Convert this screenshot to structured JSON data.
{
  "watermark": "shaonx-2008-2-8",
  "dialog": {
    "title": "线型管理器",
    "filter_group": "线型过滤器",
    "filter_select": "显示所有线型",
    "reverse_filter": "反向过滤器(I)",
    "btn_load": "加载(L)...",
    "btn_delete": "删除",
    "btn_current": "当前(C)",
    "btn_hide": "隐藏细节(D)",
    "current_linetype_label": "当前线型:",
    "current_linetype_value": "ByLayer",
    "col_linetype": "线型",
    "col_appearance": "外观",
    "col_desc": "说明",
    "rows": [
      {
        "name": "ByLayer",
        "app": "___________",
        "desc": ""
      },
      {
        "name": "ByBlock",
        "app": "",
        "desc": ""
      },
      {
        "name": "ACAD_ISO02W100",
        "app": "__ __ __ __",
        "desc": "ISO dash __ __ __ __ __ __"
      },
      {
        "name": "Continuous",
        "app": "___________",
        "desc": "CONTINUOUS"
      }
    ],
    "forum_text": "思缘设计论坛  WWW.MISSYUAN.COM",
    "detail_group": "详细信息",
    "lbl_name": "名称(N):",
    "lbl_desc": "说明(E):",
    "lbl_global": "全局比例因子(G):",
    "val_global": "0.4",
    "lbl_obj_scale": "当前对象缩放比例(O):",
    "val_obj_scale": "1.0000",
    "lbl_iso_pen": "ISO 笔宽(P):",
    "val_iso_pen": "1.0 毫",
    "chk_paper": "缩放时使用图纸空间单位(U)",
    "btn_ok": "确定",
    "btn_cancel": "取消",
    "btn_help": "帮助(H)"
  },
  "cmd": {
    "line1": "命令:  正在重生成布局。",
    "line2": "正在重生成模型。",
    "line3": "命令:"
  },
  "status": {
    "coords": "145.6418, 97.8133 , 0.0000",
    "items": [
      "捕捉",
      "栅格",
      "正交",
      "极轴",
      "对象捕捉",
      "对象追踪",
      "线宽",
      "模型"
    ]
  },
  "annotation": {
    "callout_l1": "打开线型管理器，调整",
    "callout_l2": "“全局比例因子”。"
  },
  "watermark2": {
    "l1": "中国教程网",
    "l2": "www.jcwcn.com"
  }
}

- **Task**
Write out all records exactly, keeping every detail.

- **Exercise output**
Convert this screenshot to structured JSON data.
{
  "watermark": "shaonx-2008-2-8",
  "dialog": {
    "title": "线型管理器",
    "filter_group": "线型过滤器",
    "filter_select": "显示所有线型",
    "reverse_filter": "反向过滤器(I)",
    "btn_load": "加载(L)...",
    "btn_delete": "删除",
    "btn_current": "当前(C)",
    "btn_hide": "隐藏细节(D)",
    "current_linetype_label": "当前线型:",
    "current_linetype_value": "ByLayer",
    "col_linetype": "线型",
    "col_appearance": "外观",
    "col_desc": "说明",
    "rows": [
      {
        "name": "ByLayer",
        "app": "___________",
        "desc": ""
      },
      {
        "name": "ByBlock",
        "app": "",
        "desc": ""
      },
      {
        "name": "ACAD_ISO02W100",
        "app": "__ __ __ __",
        "desc": "ISO dash __ __ __ __ __ __"
      },
      {
        "name": "Continuous",
        "app": "___________",
        "desc": "CONTINUOUS"
      }
    ],
    "forum_text": "思缘设计论坛  WWW.MISSYUAN.COM",
    "detail_group": "详细信息",
    "lbl_name": "名称(N):",
    "lbl_desc": "说明(E):",
    "lbl_global": "全局比例因子(G):",
    "val_global": "0.4",
    "lbl_obj_scale": "当前对象缩放比例(O):",
    "val_obj_scale": "1.0000",
    "lbl_iso_pen": "ISO 笔宽(P):",
    "val_iso_pen": "1.0 毫",
    "chk_paper": "缩放时使用图纸空间单位(U)",
    "btn_ok": "确定",
    "btn_cancel": "取消",
    "btn_help": "帮助(H)"
  },
  "cmd": {
    "line1": "命令:  正在重生成布局。",
    "line2": "正在重生成模型。",
    "line3": "命令:"
  },
  "status": {
    "coords": "145.6418, 97.8133 , 0.0000",
    "items": [
      "捕捉",
      "栅格",
      "正交",
      "极轴",
      "对象捕捉",
      "对象追踪",
      "线宽",
      "模型"
    ]
  },
  "annotation": {
    "callout_l1": "打开线型管理器，调整",
    "callout_l2": "“全局比例因子”。"
  },
  "watermark2": {
    "l1": "中国教程网",
    "l2": "www.jcwcn.com"
  }
}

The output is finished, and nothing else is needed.